#### Task details
Give the number of lines containing "lauseke" in this listing, with no other words.
-- Start of Records shown --
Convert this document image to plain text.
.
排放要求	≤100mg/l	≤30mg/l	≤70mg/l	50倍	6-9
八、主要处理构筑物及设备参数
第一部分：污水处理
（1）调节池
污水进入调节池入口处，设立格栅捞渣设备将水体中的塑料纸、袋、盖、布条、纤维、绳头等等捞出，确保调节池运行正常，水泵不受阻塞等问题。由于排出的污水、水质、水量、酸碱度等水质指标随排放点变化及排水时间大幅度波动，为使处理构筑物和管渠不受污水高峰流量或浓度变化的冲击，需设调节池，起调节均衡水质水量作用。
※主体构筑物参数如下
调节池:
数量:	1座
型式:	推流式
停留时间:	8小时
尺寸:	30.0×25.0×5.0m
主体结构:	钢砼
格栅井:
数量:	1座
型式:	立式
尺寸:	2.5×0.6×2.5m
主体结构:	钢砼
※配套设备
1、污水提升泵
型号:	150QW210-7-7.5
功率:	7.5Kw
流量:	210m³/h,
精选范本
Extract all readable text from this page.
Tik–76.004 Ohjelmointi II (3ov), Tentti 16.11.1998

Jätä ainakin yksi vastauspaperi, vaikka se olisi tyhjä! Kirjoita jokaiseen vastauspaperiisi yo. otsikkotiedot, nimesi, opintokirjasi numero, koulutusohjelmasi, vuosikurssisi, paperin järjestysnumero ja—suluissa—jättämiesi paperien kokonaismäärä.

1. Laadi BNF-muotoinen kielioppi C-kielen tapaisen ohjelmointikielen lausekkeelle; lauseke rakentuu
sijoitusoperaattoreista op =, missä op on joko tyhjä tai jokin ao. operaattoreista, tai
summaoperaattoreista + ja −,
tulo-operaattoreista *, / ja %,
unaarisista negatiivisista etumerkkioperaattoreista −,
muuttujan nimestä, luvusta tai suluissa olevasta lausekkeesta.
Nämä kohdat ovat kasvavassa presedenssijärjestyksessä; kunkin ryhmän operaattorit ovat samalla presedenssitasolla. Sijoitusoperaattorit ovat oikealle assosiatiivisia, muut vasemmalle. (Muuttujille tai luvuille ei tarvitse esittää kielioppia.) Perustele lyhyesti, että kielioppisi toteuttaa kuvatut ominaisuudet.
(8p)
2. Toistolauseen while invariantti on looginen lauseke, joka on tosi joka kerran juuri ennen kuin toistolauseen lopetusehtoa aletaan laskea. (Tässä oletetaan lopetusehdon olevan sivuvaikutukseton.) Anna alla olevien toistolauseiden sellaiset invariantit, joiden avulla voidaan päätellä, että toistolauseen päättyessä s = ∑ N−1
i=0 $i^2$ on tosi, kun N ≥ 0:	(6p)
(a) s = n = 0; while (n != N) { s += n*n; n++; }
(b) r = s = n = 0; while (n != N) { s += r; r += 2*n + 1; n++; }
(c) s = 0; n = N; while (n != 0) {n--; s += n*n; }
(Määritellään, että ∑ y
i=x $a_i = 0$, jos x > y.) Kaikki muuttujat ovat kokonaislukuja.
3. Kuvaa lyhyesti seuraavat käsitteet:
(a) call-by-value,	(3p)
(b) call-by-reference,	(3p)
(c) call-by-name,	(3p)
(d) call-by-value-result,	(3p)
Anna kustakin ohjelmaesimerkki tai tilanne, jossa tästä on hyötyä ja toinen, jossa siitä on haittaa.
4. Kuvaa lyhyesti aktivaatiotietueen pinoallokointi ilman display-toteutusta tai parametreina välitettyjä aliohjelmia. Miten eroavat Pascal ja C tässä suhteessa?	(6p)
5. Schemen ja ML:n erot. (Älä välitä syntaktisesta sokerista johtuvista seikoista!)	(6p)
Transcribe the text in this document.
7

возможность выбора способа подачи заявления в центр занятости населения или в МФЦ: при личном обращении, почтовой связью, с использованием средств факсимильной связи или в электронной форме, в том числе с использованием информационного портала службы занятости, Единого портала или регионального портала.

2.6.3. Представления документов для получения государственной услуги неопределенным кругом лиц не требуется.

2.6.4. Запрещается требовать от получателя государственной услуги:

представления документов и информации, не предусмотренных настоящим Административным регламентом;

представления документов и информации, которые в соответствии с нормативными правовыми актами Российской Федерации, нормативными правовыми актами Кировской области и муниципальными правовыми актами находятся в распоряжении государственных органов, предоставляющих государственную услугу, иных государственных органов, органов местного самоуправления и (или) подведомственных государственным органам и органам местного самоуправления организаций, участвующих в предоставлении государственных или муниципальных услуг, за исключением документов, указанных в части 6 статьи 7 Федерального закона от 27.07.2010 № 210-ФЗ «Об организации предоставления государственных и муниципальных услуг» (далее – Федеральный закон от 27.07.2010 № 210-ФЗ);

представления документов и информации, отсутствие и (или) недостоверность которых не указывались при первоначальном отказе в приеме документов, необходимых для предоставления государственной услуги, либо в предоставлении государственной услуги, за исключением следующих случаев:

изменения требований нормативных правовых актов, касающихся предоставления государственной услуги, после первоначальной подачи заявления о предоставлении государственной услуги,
-- End of Records shown --
#### Complete answer
2